PROMPT:
Below, copy the rows word for word, starting at the line containing "Find all labels, buttons, inputs, and" and ending after the line containing "- clock-numeral: 7: [197, 235, 209, 261]". Leave out the picture.

DATA FOR THE TASK:
^^^^

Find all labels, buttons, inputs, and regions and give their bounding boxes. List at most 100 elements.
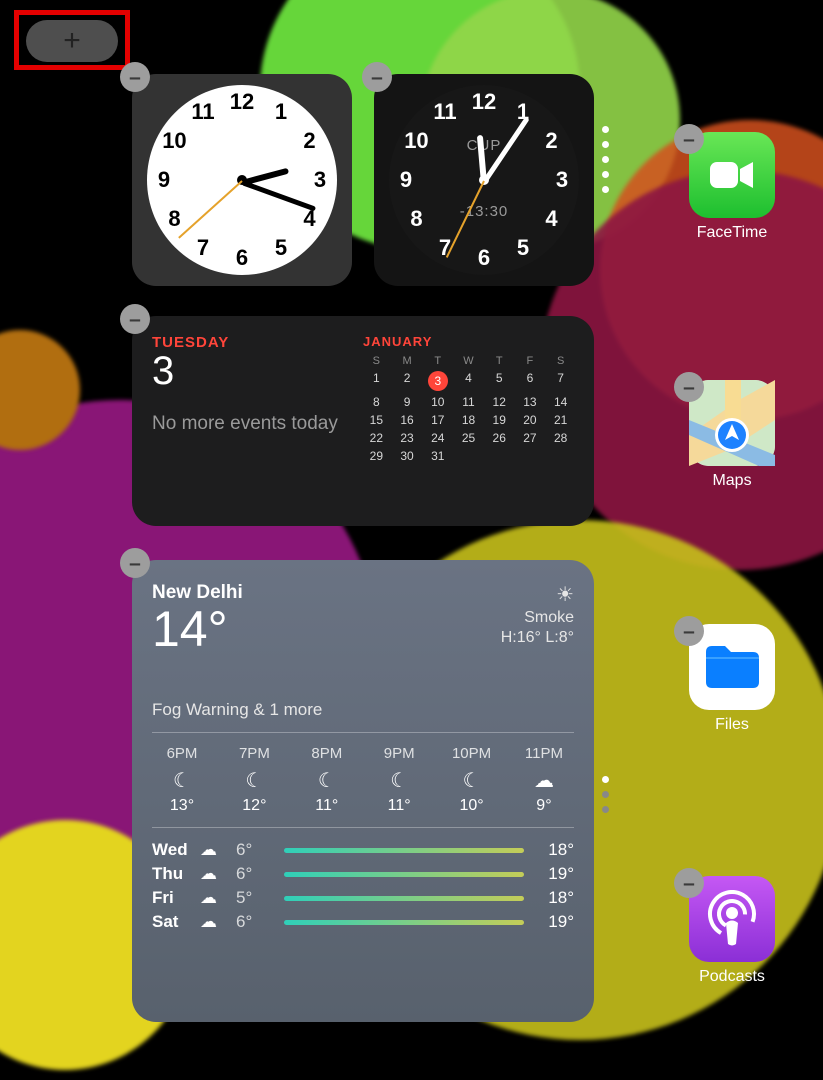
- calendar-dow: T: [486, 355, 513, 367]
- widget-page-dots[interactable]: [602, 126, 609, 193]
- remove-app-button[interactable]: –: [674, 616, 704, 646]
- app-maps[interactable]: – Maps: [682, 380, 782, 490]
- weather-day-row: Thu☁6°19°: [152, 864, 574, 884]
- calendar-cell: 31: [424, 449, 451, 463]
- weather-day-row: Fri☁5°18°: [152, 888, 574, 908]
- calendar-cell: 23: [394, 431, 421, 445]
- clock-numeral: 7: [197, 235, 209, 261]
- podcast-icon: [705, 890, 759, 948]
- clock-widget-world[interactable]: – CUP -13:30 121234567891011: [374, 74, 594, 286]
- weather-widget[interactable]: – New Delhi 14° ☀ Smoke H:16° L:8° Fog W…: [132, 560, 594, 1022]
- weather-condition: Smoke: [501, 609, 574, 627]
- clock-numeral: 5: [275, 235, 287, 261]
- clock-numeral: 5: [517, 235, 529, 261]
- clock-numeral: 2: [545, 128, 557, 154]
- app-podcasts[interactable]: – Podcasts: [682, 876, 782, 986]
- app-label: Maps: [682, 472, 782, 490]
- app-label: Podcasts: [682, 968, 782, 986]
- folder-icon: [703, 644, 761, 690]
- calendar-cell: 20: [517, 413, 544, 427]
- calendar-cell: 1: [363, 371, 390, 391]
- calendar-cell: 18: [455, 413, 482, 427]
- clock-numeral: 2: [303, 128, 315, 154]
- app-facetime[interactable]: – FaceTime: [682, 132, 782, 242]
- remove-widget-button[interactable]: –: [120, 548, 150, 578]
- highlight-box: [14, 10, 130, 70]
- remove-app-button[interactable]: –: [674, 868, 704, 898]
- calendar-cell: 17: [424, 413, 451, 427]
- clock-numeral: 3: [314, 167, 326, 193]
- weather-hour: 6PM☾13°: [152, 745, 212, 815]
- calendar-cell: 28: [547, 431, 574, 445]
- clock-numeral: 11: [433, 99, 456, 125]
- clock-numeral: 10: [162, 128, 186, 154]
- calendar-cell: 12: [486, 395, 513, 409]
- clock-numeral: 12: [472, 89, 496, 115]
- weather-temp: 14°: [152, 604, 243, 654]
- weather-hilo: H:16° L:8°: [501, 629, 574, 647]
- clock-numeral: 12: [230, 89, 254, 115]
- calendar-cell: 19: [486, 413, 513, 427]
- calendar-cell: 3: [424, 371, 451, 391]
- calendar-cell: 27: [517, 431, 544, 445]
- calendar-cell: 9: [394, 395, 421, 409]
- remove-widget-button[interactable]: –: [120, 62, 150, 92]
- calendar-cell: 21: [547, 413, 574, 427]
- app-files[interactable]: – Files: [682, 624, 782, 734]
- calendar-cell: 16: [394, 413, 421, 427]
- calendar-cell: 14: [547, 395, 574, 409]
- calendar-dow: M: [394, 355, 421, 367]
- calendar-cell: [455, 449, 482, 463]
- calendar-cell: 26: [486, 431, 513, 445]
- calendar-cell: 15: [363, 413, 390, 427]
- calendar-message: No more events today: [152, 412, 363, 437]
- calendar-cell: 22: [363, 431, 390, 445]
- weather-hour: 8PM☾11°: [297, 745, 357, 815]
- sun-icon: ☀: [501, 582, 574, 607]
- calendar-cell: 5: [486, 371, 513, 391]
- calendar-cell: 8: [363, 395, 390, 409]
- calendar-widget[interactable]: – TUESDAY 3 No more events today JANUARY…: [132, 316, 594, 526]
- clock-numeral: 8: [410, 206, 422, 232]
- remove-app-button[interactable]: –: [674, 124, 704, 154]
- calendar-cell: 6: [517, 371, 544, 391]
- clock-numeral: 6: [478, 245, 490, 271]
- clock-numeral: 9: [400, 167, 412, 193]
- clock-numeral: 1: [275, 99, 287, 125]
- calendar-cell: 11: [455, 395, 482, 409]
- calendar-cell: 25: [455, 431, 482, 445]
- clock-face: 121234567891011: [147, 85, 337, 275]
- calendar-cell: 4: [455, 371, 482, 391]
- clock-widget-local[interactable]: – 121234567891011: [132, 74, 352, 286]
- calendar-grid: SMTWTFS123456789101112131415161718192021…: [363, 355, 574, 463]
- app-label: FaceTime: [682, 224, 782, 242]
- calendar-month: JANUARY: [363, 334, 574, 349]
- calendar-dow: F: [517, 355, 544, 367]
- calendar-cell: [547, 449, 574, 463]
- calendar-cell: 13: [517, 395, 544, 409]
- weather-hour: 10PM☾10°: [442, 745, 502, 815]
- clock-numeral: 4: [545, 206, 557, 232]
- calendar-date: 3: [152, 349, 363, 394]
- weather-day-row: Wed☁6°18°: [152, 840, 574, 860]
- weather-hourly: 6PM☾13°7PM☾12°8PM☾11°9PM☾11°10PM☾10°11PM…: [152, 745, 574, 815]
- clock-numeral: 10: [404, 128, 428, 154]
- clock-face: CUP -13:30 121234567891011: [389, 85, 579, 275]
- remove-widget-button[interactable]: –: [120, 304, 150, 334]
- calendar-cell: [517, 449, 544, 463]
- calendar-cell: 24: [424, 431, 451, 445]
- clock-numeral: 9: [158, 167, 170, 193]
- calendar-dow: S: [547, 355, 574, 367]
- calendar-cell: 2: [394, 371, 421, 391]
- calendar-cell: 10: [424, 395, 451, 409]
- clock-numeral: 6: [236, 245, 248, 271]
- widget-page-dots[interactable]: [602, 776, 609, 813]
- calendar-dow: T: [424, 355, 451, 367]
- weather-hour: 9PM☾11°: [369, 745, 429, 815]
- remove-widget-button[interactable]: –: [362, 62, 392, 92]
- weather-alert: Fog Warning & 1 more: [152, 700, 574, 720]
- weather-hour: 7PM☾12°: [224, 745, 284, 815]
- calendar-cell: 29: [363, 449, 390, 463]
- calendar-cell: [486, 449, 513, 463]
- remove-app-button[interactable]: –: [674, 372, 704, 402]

^^^^

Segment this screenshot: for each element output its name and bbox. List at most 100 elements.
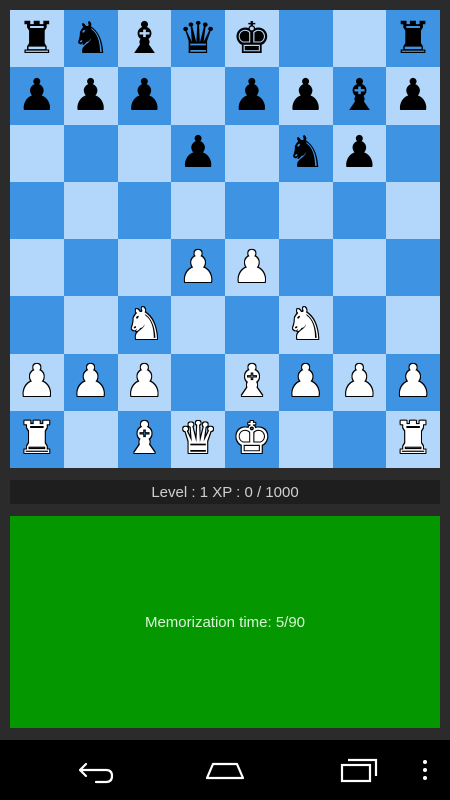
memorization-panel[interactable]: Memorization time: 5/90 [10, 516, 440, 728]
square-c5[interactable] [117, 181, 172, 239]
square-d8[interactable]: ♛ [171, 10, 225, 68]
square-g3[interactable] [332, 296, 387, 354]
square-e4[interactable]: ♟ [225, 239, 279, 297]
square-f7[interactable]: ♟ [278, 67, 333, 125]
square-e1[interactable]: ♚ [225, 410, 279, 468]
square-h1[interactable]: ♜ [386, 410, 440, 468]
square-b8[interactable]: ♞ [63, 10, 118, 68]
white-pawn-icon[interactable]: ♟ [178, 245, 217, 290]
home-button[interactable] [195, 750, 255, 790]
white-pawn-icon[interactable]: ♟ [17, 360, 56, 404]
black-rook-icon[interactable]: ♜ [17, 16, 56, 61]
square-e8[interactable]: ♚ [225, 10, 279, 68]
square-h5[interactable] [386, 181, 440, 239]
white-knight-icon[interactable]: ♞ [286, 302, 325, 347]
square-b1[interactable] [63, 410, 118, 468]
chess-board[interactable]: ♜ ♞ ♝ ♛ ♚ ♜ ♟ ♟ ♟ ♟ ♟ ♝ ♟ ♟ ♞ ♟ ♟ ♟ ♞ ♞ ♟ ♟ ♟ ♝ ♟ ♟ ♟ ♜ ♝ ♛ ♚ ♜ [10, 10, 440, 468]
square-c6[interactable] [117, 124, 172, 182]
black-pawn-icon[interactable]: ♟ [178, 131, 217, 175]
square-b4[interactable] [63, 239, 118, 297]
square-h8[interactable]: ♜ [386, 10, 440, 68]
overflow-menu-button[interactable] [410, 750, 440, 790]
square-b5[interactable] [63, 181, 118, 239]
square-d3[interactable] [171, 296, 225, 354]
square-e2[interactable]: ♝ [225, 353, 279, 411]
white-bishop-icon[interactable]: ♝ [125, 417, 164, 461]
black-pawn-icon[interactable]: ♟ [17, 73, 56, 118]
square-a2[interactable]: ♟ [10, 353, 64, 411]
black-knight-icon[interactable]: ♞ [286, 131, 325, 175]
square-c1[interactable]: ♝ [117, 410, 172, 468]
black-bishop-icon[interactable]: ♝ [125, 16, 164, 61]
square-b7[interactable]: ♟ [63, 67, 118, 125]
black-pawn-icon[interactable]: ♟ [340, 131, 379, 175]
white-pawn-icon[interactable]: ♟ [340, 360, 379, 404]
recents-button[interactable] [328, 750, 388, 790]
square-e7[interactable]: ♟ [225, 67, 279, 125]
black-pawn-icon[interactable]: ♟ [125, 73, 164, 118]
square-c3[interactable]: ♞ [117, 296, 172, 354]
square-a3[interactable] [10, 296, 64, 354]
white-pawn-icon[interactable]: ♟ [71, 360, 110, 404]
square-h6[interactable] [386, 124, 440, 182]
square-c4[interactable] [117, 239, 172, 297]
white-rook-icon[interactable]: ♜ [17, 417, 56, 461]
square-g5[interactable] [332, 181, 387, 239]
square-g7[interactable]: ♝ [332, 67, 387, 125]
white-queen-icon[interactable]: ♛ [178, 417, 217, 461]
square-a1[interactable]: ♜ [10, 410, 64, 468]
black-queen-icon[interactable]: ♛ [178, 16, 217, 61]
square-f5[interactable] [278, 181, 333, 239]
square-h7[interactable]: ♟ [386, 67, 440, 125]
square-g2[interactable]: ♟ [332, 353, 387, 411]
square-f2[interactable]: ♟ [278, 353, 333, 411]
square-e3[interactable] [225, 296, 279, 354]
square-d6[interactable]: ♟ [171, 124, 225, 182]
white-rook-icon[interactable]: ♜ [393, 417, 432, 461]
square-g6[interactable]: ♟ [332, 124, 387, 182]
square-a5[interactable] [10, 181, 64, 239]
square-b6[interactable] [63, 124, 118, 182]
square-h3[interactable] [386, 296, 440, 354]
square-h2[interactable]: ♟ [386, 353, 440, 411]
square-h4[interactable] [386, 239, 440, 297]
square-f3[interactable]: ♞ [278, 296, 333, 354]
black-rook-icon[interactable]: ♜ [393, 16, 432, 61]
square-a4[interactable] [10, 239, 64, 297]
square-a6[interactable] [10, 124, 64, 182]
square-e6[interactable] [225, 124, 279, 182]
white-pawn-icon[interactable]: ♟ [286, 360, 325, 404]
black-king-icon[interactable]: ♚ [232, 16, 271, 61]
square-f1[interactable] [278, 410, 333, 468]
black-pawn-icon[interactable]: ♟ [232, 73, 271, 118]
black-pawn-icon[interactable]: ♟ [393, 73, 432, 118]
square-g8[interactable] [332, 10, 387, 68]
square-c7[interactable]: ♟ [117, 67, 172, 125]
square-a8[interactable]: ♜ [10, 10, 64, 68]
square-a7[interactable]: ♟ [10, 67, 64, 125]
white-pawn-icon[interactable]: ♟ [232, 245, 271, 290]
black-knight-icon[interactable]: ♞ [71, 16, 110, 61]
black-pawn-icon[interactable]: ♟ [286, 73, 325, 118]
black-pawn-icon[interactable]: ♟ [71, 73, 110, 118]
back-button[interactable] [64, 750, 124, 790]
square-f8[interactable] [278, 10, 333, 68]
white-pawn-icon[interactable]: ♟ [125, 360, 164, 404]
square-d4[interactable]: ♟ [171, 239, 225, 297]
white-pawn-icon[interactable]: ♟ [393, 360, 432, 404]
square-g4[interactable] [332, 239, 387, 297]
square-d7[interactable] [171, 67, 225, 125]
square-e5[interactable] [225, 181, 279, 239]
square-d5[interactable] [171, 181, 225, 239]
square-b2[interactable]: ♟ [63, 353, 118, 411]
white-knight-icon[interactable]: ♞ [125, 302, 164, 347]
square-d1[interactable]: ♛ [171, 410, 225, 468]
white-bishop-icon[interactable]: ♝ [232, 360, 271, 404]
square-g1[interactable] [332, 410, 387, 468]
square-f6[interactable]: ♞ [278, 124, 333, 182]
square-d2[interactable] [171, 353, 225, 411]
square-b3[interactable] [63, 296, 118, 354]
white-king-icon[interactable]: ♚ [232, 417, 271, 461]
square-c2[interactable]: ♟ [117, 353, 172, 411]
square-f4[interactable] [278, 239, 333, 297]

^^^^

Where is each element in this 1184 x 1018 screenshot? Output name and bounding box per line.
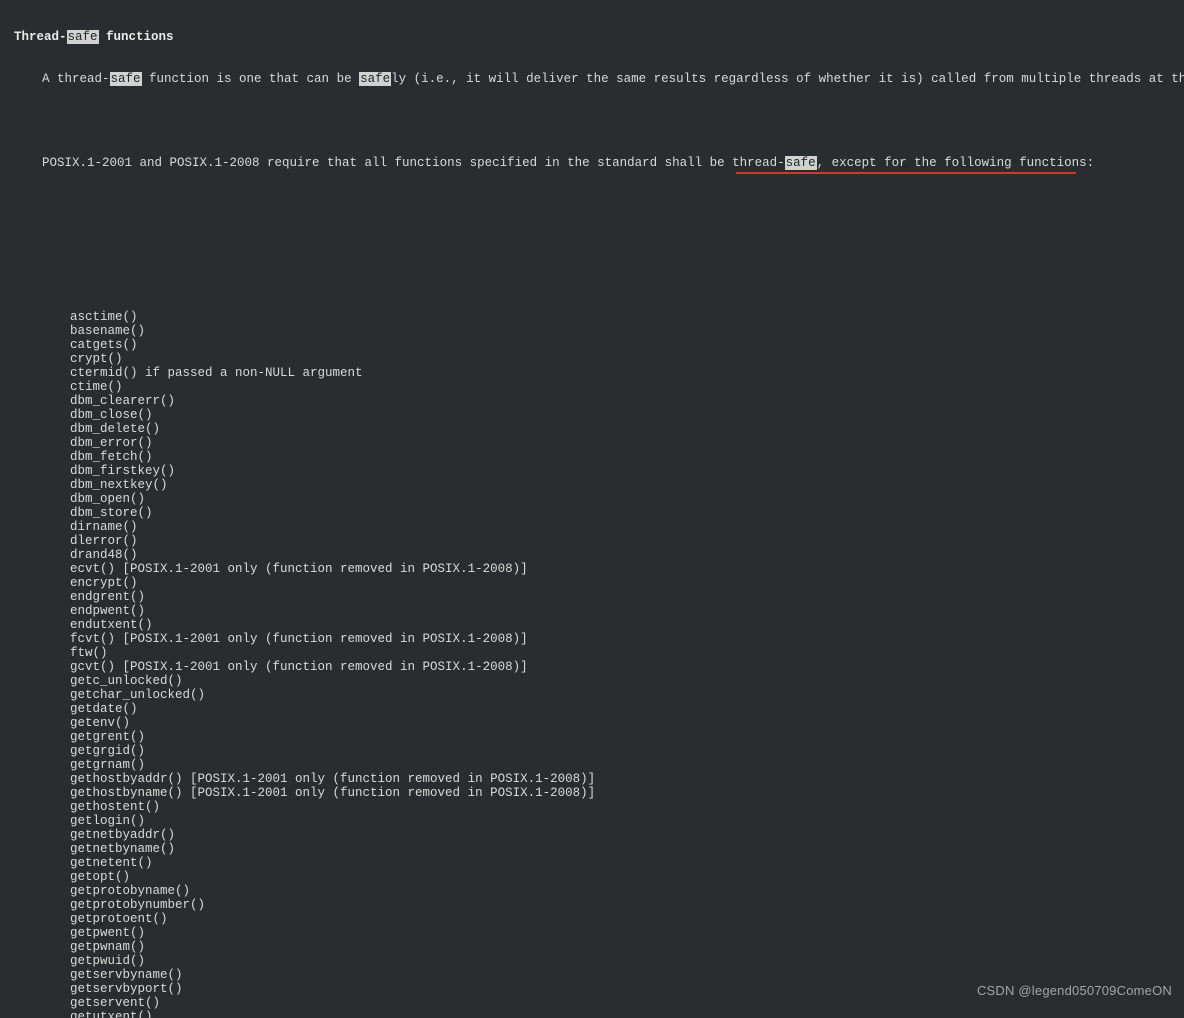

^^^^

TASK RESPONSE:
Find all labels, buttons, inputs, and regions and give their bounding boxes. List at most 100 elements.
- calendar-dow: T: [486, 355, 513, 367]
- widget-page-dots[interactable]: [602, 126, 609, 193]
- remove-app-button[interactable]: –: [674, 616, 704, 646]
- app-maps[interactable]: – Maps: [682, 380, 782, 490]
- weather-day-row: Thu☁6°19°: [152, 864, 574, 884]
- calendar-cell: 31: [424, 449, 451, 463]
- weather-day-row: Fri☁5°18°: [152, 888, 574, 908]
- calendar-cell: 23: [394, 431, 421, 445]
- clock-numeral: 7: [197, 235, 209, 261]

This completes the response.